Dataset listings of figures
════

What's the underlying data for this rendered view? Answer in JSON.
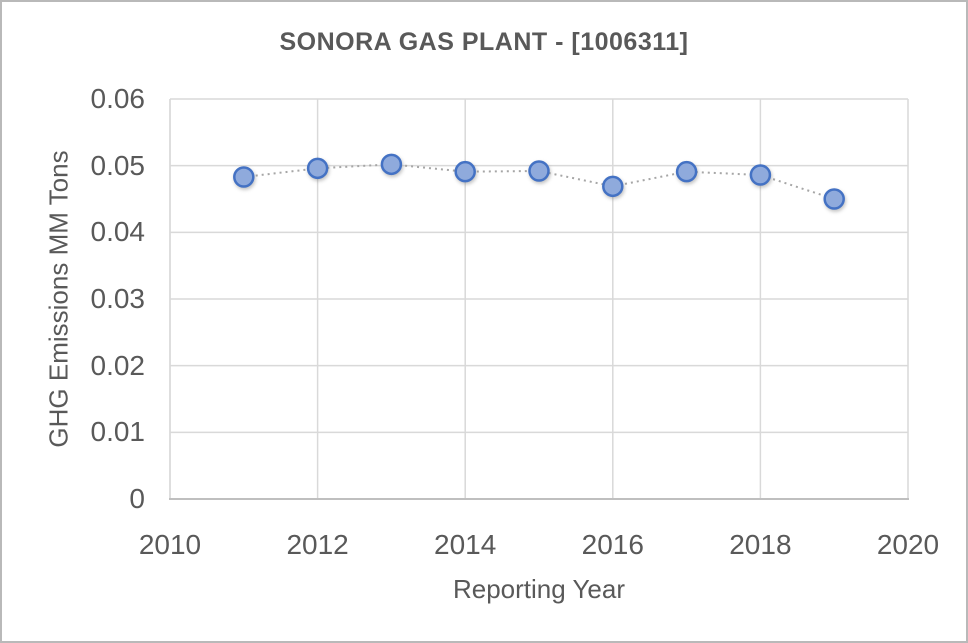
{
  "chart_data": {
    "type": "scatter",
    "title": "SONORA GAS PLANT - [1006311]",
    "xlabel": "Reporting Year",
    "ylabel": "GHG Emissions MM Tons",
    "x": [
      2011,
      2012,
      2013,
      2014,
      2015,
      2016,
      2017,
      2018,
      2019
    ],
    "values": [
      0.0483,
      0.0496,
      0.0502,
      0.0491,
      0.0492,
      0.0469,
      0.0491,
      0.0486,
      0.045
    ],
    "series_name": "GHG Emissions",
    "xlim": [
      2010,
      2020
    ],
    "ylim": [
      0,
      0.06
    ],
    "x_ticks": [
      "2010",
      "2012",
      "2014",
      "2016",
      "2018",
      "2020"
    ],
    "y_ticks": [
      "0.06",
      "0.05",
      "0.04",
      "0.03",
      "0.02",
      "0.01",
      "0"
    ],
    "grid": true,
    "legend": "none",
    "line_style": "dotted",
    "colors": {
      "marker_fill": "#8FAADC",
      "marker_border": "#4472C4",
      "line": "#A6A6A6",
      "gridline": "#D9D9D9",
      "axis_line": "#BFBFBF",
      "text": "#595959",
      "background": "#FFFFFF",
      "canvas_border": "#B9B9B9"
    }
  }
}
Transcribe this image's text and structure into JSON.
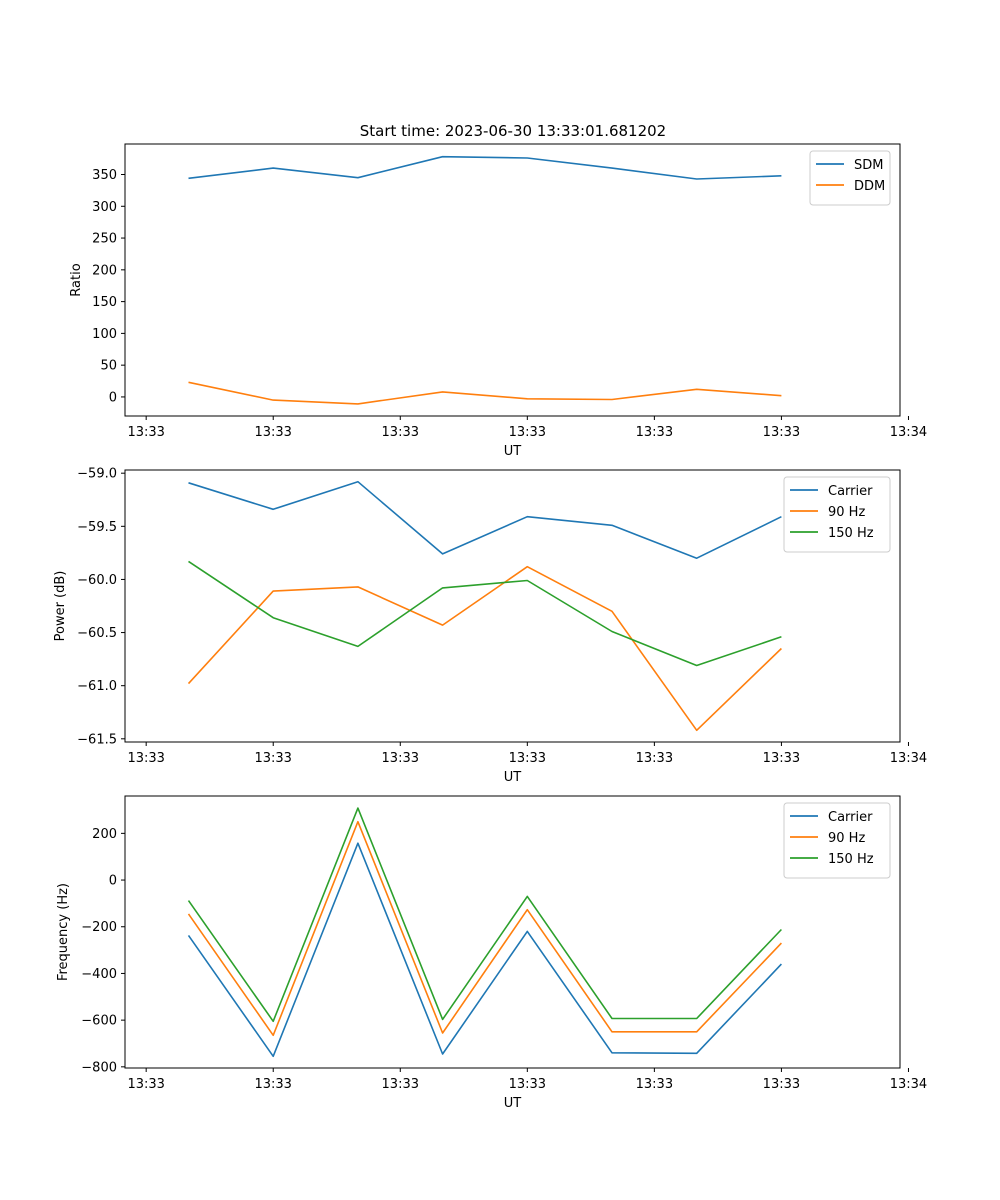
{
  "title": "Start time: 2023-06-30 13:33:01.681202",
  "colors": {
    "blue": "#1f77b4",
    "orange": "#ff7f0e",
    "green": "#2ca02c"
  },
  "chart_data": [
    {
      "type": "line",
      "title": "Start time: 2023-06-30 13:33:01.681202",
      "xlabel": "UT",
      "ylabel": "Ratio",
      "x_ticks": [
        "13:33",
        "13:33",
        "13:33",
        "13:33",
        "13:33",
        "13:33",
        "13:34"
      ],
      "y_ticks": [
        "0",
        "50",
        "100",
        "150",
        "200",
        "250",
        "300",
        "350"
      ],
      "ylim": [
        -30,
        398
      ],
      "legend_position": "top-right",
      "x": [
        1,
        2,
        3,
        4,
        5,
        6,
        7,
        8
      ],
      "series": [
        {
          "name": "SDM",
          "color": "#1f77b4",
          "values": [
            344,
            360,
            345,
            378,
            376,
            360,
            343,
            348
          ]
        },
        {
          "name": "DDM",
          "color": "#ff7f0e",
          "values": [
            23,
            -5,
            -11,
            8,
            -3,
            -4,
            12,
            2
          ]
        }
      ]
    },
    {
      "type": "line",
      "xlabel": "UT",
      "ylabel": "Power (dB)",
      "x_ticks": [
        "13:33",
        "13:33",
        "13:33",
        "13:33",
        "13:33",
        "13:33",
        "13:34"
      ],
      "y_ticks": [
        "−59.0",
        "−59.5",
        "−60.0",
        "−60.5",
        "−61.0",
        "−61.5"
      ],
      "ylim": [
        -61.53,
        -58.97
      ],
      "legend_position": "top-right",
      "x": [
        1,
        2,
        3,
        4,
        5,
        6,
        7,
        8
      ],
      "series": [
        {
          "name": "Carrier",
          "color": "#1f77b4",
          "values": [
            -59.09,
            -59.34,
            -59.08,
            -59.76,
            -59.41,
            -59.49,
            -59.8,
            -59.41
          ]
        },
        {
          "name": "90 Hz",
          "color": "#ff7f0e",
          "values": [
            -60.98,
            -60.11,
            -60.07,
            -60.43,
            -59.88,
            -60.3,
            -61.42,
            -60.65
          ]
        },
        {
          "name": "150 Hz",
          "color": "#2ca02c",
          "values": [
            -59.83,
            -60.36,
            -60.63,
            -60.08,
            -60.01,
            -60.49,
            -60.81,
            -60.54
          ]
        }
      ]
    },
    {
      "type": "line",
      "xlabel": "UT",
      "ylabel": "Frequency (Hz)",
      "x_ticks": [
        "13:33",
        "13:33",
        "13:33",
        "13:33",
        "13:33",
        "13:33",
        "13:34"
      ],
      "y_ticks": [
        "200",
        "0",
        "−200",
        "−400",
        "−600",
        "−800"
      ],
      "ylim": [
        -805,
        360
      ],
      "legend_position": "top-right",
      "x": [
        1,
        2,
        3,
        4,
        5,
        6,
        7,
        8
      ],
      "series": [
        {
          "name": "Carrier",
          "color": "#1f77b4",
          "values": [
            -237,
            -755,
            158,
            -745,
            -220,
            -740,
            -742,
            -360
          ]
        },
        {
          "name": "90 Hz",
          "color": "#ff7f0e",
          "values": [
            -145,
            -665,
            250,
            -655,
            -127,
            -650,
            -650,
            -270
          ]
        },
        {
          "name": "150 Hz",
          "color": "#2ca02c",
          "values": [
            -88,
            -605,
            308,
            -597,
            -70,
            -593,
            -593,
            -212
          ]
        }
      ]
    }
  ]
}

════

WHAT IS BEING ASKED: Gather from the data above every line with the string "ylabel".

FINISHED ANSWER:
    "ylabel": "GHG Emissions MM Tons",
      "ylabel": "Ratio",
      "ylabel": "Power (dB)",
      "ylabel": "Frequency (Hz)",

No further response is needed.